> [Instructions to follow]: Give every entry again, unchanged, and leave its images out.

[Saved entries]
========================================================================

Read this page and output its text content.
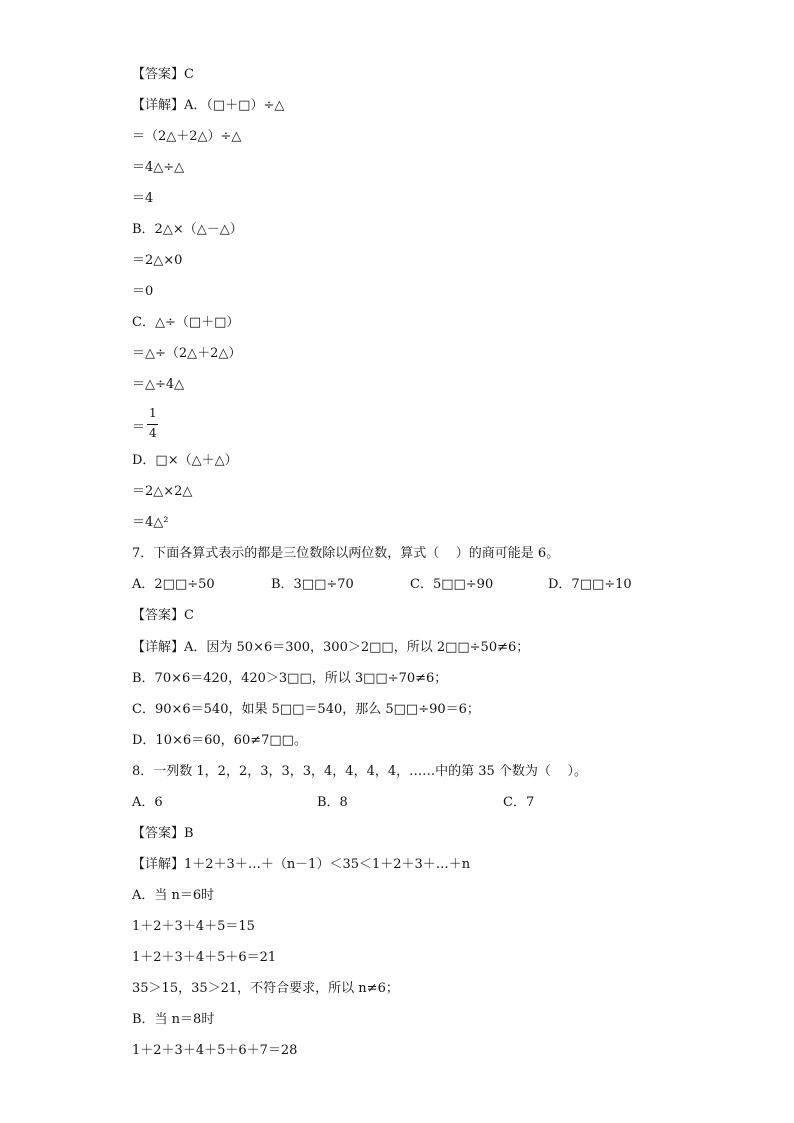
【答案】C
【详解】A．（□＋□）÷△
＝（2△＋2△）÷△
＝4△÷△
＝4
B．2△×（△－△）
＝2△×0
＝0
C．△÷（□＋□）
＝△÷（2△＋2△）
＝△÷4△
＝
1
4
D．□×（△＋△）
＝2△×2△
＝4△²
7．下面各算式表示的都是三位数除以两位数，算式（    ）的商可能是 6。
A．2□□÷50	B．3□□÷70	C．5□□÷90	D．7□□÷10
【答案】C
【详解】A．因为 50×6＝300，300＞2□□，所以 2□□÷50≠6；
B．70×6＝420，420＞3□□，所以 3□□÷70≠6；
C．90×6＝540，如果 5□□＝540，那么 5□□÷90＝6；
D．10×6＝60，60≠7□□。
8．一列数 1，2，2，3，3，3，4，4，4，4，……中的第 35 个数为（    ）。
A．6	B．8	C．7
【答案】B
【详解】1＋2＋3＋…＋（n－1）＜35＜1＋2＋3＋…＋n
A．当 n＝6时
1＋2＋3＋4＋5＝15
1＋2＋3＋4＋5＋6＝21
35＞15，35＞21，不符合要求，所以 n≠6；
B．当 n＝8时
1＋2＋3＋4＋5＋6＋7＝28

========================================================================

> [Solution below]:
Read this page and output its text content.
【答案】C
【详解】A．（□＋□）÷△
＝（2△＋2△）÷△
＝4△÷△
＝4
B．2△×（△－△）
＝2△×0
＝0
C．△÷（□＋□）
＝△÷（2△＋2△）
＝△÷4△
＝
1
4
D．□×（△＋△）
＝2△×2△
＝4△²
7．下面各算式表示的都是三位数除以两位数，算式（    ）的商可能是 6。
A．2□□÷50	B．3□□÷70	C．5□□÷90	D．7□□÷10
【答案】C
【详解】A．因为 50×6＝300，300＞2□□，所以 2□□÷50≠6；
B．70×6＝420，420＞3□□，所以 3□□÷70≠6；
C．90×6＝540，如果 5□□＝540，那么 5□□÷90＝6；
D．10×6＝60，60≠7□□。
8．一列数 1，2，2，3，3，3，4，4，4，4，……中的第 35 个数为（    ）。
A．6	B．8	C．7
【答案】B
【详解】1＋2＋3＋…＋（n－1）＜35＜1＋2＋3＋…＋n
A．当 n＝6时
1＋2＋3＋4＋5＝15
1＋2＋3＋4＋5＋6＝21
35＞15，35＞21，不符合要求，所以 n≠6；
B．当 n＝8时
1＋2＋3＋4＋5＋6＋7＝28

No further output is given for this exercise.